- [Task description]: Your task is to write out the complete listing exactly as it is shown.

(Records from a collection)

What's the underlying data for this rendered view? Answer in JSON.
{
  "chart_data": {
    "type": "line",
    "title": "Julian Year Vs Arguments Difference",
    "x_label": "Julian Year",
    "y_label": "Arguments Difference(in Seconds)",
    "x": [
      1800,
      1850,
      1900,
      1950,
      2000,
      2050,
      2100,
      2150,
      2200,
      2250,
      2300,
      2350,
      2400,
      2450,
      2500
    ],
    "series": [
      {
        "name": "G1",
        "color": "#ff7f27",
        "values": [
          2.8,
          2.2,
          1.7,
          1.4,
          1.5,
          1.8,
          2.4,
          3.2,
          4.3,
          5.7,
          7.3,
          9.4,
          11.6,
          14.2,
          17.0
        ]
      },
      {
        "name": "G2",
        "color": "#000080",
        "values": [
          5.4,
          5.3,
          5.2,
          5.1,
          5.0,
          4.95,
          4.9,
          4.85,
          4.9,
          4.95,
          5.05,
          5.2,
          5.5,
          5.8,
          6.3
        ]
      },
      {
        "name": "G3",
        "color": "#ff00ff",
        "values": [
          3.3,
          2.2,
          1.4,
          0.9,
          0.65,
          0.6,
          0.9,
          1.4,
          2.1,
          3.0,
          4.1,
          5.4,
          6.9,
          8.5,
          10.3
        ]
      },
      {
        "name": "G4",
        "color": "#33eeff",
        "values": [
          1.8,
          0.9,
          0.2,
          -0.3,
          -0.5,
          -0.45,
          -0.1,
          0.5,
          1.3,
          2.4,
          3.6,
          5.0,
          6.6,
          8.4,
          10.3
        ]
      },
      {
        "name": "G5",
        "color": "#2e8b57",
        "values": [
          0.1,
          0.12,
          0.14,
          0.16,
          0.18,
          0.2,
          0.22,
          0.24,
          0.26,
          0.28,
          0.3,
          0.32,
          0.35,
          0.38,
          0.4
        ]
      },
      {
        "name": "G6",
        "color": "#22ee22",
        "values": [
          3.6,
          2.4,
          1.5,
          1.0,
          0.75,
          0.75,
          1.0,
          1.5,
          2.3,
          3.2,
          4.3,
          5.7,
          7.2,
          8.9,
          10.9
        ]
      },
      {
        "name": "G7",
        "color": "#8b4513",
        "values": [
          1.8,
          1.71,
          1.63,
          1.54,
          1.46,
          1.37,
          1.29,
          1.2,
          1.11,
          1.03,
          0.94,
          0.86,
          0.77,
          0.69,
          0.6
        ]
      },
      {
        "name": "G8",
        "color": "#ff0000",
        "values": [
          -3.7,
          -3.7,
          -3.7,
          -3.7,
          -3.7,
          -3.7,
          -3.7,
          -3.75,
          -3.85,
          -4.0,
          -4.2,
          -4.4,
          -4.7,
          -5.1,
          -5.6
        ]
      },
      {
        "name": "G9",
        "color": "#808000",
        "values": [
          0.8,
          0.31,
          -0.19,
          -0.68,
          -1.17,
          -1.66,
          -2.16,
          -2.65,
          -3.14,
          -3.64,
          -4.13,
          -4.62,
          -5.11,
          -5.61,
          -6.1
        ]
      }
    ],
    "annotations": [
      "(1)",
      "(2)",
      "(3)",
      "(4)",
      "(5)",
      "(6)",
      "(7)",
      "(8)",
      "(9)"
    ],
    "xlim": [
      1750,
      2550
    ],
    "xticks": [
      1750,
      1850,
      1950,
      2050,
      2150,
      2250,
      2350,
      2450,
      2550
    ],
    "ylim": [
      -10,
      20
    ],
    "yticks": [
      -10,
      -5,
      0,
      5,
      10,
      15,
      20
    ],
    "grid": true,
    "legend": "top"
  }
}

- [Exercise output]:
What's the underlying data for this rendered view? Answer in JSON.
{
  "chart_data": {
    "type": "line",
    "title": "Julian Year Vs Arguments Difference",
    "x_label": "Julian Year",
    "y_label": "Arguments Difference(in Seconds)",
    "x": [
      1800,
      1850,
      1900,
      1950,
      2000,
      2050,
      2100,
      2150,
      2200,
      2250,
      2300,
      2350,
      2400,
      2450,
      2500
    ],
    "series": [
      {
        "name": "G1",
        "color": "#ff7f27",
        "values": [
          2.8,
          2.2,
          1.7,
          1.4,
          1.5,
          1.8,
          2.4,
          3.2,
          4.3,
          5.7,
          7.3,
          9.4,
          11.6,
          14.2,
          17.0
        ]
      },
      {
        "name": "G2",
        "color": "#000080",
        "values": [
          5.4,
          5.3,
          5.2,
          5.1,
          5.0,
          4.95,
          4.9,
          4.85,
          4.9,
          4.95,
          5.05,
          5.2,
          5.5,
          5.8,
          6.3
        ]
      },
      {
        "name": "G3",
        "color": "#ff00ff",
        "values": [
          3.3,
          2.2,
          1.4,
          0.9,
          0.65,
          0.6,
          0.9,
          1.4,
          2.1,
          3.0,
          4.1,
          5.4,
          6.9,
          8.5,
          10.3
        ]
      },
      {
        "name": "G4",
        "color": "#33eeff",
        "values": [
          1.8,
          0.9,
          0.2,
          -0.3,
          -0.5,
          -0.45,
          -0.1,
          0.5,
          1.3,
          2.4,
          3.6,
          5.0,
          6.6,
          8.4,
          10.3
        ]
      },
      {
        "name": "G5",
        "color": "#2e8b57",
        "values": [
          0.1,
          0.12,
          0.14,
          0.16,
          0.18,
          0.2,
          0.22,
          0.24,
          0.26,
          0.28,
          0.3,
          0.32,
          0.35,
          0.38,
          0.4
        ]
      },
      {
        "name": "G6",
        "color": "#22ee22",
        "values": [
          3.6,
          2.4,
          1.5,
          1.0,
          0.75,
          0.75,
          1.0,
          1.5,
          2.3,
          3.2,
          4.3,
          5.7,
          7.2,
          8.9,
          10.9
        ]
      },
      {
        "name": "G7",
        "color": "#8b4513",
        "values": [
          1.8,
          1.71,
          1.63,
          1.54,
          1.46,
          1.37,
          1.29,
          1.2,
          1.11,
          1.03,
          0.94,
          0.86,
          0.77,
          0.69,
          0.6
        ]
      },
      {
        "name": "G8",
        "color": "#ff0000",
        "values": [
          -3.7,
          -3.7,
          -3.7,
          -3.7,
          -3.7,
          -3.7,
          -3.7,
          -3.75,
          -3.85,
          -4.0,
          -4.2,
          -4.4,
          -4.7,
          -5.1,
          -5.6
        ]
      },
      {
        "name": "G9",
        "color": "#808000",
        "values": [
          0.8,
          0.31,
          -0.19,
          -0.68,
          -1.17,
          -1.66,
          -2.16,
          -2.65,
          -3.14,
          -3.64,
          -4.13,
          -4.62,
          -5.11,
          -5.61,
          -6.1
        ]
      }
    ],
    "annotations": [
      "(1)",
      "(2)",
      "(3)",
      "(4)",
      "(5)",
      "(6)",
      "(7)",
      "(8)",
      "(9)"
    ],
    "xlim": [
      1750,
      2550
    ],
    "xticks": [
      1750,
      1850,
      1950,
      2050,
      2150,
      2250,
      2350,
      2450,
      2550
    ],
    "ylim": [
      -10,
      20
    ],
    "yticks": [
      -10,
      -5,
      0,
      5,
      10,
      15,
      20
    ],
    "grid": true,
    "legend": "top"
  }
}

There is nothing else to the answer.